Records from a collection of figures

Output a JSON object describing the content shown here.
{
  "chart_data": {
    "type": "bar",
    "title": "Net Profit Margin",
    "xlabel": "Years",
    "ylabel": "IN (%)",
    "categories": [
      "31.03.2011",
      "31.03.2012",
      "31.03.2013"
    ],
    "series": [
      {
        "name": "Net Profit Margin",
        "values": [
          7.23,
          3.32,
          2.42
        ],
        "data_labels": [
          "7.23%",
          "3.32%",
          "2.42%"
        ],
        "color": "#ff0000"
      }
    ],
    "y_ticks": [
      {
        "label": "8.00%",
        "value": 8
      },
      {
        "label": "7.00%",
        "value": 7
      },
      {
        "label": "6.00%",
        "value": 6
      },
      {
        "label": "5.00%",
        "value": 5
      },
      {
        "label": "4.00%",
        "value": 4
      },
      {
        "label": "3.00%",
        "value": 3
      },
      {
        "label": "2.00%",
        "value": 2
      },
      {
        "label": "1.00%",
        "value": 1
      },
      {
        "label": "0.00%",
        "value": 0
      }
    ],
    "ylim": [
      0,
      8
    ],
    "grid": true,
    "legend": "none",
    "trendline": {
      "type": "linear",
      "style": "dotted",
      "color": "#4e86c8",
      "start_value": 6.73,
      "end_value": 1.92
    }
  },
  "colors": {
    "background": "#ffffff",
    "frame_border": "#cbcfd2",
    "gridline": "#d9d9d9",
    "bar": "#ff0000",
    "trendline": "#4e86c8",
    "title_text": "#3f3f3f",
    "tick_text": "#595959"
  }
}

PROBLEM REQUIREMENTS |
Faithfully reproduce all of the records, character for character.

FINAL RESULT |
Output a JSON object describing the content shown here.
{
  "chart_data": {
    "type": "bar",
    "title": "Net Profit Margin",
    "xlabel": "Years",
    "ylabel": "IN (%)",
    "categories": [
      "31.03.2011",
      "31.03.2012",
      "31.03.2013"
    ],
    "series": [
      {
        "name": "Net Profit Margin",
        "values": [
          7.23,
          3.32,
          2.42
        ],
        "data_labels": [
          "7.23%",
          "3.32%",
          "2.42%"
        ],
        "color": "#ff0000"
      }
    ],
    "y_ticks": [
      {
        "label": "8.00%",
        "value": 8
      },
      {
        "label": "7.00%",
        "value": 7
      },
      {
        "label": "6.00%",
        "value": 6
      },
      {
        "label": "5.00%",
        "value": 5
      },
      {
        "label": "4.00%",
        "value": 4
      },
      {
        "label": "3.00%",
        "value": 3
      },
      {
        "label": "2.00%",
        "value": 2
      },
      {
        "label": "1.00%",
        "value": 1
      },
      {
        "label": "0.00%",
        "value": 0
      }
    ],
    "ylim": [
      0,
      8
    ],
    "grid": true,
    "legend": "none",
    "trendline": {
      "type": "linear",
      "style": "dotted",
      "color": "#4e86c8",
      "start_value": 6.73,
      "end_value": 1.92
    }
  },
  "colors": {
    "background": "#ffffff",
    "frame_border": "#cbcfd2",
    "gridline": "#d9d9d9",
    "bar": "#ff0000",
    "trendline": "#4e86c8",
    "title_text": "#3f3f3f",
    "tick_text": "#595959"
  }
}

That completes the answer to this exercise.